Aim of the exercise → List each line of the data that holds the string "text", please.

Working data →
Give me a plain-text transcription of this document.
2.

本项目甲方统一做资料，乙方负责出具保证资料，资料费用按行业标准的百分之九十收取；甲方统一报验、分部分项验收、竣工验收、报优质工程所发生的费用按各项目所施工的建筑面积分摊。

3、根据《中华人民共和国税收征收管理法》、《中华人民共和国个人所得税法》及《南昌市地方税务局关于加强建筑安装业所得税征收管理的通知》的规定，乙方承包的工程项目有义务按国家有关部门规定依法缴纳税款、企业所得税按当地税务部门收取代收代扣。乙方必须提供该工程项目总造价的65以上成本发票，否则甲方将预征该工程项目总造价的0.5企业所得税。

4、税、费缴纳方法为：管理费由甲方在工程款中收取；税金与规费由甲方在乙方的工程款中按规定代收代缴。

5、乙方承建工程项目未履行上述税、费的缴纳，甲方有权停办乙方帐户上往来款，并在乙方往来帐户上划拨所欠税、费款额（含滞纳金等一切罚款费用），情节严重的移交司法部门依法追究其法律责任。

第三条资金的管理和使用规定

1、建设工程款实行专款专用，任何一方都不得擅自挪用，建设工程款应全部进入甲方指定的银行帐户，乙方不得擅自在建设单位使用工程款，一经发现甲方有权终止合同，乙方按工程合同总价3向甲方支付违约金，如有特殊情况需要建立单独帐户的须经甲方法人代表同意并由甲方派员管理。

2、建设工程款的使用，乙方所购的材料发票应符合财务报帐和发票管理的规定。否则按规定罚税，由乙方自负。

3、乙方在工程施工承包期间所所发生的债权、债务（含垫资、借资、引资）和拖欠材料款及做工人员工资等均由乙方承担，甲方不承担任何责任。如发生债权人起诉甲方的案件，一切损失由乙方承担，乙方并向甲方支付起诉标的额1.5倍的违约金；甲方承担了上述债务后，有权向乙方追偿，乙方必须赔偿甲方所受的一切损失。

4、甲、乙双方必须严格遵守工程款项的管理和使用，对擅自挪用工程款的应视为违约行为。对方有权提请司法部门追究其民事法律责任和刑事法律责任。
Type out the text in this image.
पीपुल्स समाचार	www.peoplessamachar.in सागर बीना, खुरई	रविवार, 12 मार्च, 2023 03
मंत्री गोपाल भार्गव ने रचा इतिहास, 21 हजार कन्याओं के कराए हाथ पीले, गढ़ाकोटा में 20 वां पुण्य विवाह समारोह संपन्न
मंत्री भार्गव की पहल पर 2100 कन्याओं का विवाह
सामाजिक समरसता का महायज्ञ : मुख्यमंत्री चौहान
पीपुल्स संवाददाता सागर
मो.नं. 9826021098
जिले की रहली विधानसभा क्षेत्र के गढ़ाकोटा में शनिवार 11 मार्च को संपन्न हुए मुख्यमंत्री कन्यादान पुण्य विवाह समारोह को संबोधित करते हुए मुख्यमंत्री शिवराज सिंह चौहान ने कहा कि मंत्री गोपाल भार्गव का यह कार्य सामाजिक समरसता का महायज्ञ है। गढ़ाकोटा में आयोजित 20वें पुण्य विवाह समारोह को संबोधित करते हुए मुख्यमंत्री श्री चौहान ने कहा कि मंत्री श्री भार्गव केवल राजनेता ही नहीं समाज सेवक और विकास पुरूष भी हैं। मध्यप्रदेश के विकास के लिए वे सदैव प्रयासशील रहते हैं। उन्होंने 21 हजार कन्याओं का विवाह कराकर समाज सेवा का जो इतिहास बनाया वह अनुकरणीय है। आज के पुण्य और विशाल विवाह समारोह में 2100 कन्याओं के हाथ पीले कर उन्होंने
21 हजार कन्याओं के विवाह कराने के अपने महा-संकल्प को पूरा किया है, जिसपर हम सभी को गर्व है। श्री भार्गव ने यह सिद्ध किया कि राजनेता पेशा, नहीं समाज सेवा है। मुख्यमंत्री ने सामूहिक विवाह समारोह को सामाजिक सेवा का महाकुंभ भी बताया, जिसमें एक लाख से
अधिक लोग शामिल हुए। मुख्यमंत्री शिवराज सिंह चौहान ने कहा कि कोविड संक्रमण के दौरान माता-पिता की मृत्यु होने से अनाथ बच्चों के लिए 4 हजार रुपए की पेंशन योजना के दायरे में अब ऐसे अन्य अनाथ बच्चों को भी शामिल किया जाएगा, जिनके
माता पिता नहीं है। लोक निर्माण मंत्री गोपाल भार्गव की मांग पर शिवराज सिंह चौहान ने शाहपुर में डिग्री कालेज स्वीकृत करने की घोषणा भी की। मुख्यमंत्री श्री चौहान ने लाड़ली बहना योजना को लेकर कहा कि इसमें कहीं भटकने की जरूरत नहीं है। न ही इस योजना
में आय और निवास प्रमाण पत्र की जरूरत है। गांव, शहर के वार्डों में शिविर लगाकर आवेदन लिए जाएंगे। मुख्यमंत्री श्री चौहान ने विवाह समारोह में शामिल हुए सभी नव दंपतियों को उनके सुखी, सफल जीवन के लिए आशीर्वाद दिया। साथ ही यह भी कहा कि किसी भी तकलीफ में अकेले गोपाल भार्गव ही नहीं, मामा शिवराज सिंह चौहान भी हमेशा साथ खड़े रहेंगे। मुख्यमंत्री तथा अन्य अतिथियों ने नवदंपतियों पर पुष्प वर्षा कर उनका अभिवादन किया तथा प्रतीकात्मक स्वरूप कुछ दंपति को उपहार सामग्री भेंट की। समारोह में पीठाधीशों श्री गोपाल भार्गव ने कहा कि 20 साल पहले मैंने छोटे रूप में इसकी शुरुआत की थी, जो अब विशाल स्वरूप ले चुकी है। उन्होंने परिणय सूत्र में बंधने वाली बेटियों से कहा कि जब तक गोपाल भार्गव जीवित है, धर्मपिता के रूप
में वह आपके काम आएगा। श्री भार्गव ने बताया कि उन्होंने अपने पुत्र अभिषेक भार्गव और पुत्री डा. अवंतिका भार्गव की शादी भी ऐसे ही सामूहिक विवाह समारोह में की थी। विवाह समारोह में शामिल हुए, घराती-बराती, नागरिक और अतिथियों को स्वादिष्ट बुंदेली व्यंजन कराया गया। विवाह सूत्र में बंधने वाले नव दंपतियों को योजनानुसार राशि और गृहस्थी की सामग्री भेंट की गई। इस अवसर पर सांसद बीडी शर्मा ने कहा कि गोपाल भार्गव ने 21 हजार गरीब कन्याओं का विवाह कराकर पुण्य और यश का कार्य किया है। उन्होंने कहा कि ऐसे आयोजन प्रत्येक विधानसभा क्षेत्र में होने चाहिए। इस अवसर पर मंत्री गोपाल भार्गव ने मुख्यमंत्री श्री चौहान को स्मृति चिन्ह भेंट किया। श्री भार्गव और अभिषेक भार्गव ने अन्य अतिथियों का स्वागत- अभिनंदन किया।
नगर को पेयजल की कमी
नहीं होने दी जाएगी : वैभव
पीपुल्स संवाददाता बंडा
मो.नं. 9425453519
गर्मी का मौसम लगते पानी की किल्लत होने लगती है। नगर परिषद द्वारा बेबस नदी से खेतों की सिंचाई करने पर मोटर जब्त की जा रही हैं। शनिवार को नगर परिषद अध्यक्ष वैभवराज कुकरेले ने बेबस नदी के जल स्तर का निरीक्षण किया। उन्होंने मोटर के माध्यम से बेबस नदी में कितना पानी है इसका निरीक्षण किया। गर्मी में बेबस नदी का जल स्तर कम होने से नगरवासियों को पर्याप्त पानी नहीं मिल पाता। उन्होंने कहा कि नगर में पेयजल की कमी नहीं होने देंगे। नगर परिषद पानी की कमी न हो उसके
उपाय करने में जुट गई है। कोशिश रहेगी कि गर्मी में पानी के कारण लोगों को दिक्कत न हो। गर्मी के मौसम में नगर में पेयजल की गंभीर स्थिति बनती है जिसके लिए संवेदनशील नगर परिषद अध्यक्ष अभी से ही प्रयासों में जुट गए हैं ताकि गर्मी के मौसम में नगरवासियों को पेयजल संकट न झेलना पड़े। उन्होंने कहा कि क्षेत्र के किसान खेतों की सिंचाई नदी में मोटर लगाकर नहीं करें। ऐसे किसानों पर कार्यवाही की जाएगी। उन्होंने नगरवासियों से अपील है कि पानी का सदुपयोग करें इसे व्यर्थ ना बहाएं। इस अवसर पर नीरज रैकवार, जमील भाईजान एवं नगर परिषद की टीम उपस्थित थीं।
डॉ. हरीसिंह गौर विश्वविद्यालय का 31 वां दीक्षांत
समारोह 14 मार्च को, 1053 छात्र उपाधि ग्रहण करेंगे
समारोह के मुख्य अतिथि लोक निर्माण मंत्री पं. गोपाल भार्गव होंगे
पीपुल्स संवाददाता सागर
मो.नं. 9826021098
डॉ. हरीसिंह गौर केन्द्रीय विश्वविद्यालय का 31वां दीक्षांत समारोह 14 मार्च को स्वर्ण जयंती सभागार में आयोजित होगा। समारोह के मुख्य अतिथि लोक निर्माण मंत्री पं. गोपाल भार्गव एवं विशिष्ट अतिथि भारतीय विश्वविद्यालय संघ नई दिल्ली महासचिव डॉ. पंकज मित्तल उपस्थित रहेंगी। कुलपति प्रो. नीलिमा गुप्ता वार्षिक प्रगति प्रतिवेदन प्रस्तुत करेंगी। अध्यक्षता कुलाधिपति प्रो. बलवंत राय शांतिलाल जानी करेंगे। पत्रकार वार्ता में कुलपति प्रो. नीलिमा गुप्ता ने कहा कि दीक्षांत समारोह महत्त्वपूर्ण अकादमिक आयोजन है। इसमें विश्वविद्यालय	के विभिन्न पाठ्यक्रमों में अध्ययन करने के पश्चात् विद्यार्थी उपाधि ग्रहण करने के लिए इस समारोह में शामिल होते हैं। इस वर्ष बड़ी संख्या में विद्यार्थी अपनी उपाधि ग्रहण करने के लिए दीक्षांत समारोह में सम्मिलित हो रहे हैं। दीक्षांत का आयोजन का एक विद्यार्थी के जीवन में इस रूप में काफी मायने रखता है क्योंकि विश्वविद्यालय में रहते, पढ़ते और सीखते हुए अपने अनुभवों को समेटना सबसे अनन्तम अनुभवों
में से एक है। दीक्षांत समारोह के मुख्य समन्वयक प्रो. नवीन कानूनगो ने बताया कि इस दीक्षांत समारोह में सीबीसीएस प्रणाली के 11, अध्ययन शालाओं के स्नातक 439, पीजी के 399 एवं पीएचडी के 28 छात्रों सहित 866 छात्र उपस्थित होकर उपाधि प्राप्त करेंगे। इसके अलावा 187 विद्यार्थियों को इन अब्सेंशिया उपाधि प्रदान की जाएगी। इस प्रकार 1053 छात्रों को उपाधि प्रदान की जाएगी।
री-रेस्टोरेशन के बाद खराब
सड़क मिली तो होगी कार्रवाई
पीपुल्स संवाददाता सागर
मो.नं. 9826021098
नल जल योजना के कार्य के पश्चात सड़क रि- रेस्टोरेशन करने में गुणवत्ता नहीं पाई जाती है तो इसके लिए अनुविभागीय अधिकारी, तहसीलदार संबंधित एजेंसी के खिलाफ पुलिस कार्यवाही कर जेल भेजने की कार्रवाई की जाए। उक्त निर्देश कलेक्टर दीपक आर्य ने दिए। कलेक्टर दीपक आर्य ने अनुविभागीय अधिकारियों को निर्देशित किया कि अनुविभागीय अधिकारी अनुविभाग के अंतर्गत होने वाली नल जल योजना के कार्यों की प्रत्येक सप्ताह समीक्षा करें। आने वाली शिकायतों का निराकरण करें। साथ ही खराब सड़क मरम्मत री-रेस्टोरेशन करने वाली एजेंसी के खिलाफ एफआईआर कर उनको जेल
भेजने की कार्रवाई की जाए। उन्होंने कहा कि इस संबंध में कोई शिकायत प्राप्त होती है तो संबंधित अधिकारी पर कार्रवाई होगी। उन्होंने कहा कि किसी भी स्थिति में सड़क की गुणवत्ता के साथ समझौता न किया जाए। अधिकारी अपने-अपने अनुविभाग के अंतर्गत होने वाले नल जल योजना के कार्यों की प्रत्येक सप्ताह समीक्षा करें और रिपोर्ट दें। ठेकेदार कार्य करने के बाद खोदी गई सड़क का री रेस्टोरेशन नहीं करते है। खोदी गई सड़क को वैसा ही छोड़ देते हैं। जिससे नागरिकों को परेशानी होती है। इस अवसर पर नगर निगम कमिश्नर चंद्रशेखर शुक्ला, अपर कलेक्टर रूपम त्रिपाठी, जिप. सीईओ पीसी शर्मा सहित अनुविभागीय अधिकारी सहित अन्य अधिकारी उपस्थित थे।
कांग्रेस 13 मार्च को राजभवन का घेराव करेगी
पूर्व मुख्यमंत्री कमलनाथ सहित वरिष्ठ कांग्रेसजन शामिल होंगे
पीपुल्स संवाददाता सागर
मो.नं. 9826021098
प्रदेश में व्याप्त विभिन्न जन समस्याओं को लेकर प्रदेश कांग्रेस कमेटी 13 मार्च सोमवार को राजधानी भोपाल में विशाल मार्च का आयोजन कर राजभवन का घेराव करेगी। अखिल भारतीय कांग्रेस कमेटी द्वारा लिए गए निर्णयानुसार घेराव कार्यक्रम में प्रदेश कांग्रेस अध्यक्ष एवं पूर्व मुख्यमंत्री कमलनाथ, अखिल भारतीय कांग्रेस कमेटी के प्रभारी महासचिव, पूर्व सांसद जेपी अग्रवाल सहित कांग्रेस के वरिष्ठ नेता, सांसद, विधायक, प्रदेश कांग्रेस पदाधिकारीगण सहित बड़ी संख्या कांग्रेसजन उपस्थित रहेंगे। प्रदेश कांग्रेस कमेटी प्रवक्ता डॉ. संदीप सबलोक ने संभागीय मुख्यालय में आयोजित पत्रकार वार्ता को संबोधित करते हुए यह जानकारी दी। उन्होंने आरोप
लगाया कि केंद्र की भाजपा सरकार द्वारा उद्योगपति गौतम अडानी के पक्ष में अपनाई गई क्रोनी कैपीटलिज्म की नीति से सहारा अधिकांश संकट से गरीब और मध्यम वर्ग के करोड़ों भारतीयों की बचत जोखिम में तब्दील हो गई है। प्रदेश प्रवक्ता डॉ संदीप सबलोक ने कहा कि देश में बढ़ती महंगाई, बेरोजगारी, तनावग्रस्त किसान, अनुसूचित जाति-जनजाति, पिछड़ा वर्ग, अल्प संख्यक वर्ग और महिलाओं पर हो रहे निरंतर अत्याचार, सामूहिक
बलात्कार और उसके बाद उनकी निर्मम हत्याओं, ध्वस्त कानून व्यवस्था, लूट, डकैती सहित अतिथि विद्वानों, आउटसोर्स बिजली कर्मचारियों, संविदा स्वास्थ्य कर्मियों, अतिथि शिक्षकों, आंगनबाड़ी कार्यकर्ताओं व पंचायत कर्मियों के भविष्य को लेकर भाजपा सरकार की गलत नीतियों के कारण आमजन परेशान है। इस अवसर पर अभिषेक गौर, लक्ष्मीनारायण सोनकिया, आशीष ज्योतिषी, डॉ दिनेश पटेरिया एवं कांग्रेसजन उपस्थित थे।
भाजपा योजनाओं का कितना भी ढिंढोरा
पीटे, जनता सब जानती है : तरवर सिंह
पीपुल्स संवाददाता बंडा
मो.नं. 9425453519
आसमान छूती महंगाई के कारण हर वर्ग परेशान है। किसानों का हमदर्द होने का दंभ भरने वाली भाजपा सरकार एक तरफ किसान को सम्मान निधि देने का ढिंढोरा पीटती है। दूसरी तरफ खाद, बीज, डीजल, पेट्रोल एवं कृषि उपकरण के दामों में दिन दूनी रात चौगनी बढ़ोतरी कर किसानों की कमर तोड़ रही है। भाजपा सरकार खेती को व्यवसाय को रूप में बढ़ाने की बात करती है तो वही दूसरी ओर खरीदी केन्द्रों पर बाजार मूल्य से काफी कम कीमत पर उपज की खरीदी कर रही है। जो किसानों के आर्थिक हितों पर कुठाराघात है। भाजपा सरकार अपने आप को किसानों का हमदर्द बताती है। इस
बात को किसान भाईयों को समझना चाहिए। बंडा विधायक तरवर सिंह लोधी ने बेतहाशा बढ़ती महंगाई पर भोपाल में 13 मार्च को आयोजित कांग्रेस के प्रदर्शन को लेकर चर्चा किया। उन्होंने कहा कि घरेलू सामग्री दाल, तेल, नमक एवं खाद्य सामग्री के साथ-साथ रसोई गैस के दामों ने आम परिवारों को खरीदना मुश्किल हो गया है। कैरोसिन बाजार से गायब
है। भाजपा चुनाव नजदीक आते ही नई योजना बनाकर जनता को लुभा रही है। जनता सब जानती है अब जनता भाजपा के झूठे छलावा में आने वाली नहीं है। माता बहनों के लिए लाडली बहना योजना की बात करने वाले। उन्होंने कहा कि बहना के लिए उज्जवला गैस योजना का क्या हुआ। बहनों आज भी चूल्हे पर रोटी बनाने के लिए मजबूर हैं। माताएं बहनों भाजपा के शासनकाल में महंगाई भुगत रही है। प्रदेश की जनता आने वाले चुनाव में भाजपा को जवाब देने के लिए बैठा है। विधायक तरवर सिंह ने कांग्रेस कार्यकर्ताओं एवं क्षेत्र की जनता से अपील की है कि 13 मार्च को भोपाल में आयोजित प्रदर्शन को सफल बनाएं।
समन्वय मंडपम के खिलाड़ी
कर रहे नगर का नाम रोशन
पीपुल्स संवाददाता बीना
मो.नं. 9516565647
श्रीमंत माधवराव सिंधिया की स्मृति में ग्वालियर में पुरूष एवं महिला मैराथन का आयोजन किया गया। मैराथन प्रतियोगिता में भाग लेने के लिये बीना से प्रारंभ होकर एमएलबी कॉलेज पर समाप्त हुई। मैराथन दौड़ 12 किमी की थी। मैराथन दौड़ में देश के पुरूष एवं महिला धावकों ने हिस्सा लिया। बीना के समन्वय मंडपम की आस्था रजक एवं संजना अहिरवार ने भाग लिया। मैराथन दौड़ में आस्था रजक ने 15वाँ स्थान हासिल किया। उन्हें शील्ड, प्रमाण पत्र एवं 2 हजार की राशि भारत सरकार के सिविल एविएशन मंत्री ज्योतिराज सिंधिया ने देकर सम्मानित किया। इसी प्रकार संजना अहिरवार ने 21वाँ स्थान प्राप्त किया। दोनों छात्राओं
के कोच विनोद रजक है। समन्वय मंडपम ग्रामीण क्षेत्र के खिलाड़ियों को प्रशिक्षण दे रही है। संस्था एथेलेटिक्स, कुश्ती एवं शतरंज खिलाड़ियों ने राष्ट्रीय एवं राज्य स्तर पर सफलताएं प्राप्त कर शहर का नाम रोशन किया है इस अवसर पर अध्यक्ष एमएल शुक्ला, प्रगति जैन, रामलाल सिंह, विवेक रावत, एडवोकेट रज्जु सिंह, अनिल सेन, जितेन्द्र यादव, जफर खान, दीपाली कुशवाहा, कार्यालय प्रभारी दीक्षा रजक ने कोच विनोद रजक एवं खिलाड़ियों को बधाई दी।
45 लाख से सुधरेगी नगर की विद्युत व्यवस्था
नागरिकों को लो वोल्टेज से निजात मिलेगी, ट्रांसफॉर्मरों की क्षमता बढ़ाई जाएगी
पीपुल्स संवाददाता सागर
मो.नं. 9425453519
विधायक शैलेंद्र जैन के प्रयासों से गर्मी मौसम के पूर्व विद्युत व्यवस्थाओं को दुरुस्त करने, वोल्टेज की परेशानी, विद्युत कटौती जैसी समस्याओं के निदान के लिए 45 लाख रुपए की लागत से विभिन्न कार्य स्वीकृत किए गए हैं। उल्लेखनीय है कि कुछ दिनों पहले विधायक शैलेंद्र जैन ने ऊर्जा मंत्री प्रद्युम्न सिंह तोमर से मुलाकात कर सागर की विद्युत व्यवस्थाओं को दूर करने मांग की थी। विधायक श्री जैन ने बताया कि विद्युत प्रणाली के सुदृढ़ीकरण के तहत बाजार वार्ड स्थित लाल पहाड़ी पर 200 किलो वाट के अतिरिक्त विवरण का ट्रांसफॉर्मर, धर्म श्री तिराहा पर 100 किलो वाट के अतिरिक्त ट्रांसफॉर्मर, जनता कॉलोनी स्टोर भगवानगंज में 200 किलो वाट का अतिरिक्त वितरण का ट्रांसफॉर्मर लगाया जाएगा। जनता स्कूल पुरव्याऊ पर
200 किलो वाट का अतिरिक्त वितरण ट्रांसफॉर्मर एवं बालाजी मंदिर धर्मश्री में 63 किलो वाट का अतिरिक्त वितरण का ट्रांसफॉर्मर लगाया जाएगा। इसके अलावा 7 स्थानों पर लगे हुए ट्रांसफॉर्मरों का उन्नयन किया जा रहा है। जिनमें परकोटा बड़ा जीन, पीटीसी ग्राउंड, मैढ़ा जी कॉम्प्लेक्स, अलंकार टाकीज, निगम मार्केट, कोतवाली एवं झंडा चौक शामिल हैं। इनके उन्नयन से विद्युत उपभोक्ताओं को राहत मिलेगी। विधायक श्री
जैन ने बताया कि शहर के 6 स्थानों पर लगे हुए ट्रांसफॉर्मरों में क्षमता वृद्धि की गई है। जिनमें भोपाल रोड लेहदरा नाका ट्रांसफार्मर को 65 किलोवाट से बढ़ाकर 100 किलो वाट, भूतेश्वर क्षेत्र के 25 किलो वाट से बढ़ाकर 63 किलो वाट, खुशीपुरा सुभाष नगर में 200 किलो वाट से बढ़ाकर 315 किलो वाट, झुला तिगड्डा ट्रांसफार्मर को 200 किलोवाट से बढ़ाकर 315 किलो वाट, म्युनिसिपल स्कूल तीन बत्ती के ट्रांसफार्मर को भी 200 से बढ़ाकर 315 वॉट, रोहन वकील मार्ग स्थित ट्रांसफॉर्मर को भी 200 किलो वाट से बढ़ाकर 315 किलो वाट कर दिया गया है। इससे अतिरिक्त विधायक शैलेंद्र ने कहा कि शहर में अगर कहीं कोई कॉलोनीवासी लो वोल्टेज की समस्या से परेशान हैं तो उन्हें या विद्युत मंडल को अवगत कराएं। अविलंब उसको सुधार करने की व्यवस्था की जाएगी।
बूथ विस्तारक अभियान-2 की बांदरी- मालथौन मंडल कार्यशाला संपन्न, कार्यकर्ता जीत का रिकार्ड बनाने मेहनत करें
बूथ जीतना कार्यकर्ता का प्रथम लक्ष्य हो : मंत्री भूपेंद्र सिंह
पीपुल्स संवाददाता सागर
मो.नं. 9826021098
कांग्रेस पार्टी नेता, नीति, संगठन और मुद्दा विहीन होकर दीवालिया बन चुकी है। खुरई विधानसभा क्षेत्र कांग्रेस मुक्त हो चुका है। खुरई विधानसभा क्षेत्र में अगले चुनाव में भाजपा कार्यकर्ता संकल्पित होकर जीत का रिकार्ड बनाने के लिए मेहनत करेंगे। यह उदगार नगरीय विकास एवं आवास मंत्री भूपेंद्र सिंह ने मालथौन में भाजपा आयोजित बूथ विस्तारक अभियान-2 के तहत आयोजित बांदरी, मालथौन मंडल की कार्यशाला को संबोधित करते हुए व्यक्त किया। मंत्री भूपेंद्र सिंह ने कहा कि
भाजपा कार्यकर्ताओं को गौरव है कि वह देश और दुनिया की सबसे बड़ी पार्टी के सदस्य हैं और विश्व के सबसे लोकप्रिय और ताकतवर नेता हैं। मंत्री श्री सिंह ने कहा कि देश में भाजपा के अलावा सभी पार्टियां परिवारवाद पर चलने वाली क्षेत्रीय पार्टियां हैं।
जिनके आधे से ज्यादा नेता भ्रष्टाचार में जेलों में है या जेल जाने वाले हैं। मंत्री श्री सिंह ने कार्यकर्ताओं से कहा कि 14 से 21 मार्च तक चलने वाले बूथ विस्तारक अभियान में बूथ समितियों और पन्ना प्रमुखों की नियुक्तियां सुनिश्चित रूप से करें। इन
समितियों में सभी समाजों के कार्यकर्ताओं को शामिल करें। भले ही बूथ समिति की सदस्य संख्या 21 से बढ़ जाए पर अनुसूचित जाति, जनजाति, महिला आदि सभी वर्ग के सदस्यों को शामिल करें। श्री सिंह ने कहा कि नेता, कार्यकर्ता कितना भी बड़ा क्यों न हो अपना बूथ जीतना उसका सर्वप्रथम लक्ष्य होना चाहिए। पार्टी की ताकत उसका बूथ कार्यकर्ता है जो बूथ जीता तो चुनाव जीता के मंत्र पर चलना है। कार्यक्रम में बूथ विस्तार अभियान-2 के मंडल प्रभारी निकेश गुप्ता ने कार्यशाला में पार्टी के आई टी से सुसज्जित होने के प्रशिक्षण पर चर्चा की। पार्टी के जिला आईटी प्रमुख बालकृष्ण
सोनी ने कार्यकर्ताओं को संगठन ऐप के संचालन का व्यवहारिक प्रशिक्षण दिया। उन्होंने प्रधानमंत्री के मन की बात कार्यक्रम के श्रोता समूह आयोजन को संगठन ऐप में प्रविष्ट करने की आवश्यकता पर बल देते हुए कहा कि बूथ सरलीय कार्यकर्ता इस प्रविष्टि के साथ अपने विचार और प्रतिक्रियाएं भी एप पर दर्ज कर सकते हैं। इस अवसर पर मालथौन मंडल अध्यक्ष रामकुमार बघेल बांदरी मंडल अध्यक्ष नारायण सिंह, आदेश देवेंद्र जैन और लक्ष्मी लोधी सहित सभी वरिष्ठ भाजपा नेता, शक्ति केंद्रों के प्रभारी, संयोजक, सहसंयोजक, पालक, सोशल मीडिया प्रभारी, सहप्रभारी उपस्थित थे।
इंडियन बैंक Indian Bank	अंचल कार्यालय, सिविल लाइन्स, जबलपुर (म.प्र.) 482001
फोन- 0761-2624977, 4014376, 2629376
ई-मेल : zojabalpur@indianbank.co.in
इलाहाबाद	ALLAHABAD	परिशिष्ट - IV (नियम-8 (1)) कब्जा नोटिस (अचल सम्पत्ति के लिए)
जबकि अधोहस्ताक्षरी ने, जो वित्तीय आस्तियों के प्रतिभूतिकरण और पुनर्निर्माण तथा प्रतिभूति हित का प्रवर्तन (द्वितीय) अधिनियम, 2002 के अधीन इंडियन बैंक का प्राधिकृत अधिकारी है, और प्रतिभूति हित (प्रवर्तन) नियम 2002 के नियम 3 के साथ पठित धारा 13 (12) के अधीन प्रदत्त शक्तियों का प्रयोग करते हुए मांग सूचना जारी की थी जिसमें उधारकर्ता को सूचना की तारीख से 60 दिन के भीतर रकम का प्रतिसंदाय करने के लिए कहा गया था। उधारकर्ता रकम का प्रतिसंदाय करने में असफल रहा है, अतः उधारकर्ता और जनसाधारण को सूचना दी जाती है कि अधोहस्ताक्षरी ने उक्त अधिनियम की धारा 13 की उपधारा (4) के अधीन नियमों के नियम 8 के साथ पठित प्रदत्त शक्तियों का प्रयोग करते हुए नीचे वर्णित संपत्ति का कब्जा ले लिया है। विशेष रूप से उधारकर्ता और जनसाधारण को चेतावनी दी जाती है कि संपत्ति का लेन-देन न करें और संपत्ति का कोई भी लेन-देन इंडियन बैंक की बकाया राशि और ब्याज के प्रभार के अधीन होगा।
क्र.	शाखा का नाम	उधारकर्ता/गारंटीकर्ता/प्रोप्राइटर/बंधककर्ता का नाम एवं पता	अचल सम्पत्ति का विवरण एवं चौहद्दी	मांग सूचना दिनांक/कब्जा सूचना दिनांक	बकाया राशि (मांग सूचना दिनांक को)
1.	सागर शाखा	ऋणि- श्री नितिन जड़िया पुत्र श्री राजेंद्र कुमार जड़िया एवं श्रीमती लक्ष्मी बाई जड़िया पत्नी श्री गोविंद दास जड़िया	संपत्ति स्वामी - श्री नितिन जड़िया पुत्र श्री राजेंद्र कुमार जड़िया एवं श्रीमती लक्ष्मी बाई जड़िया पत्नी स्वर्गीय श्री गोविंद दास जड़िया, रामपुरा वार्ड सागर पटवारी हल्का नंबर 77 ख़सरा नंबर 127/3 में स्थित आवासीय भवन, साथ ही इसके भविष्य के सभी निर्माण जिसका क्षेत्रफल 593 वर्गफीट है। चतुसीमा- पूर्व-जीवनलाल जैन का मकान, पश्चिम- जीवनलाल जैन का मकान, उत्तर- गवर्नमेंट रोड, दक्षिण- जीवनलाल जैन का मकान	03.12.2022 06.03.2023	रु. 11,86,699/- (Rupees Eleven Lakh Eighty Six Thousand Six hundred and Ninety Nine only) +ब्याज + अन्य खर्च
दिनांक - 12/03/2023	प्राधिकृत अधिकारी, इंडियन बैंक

Full solution →
Give me a plain-text transcription of this document.
Type out the text in this image.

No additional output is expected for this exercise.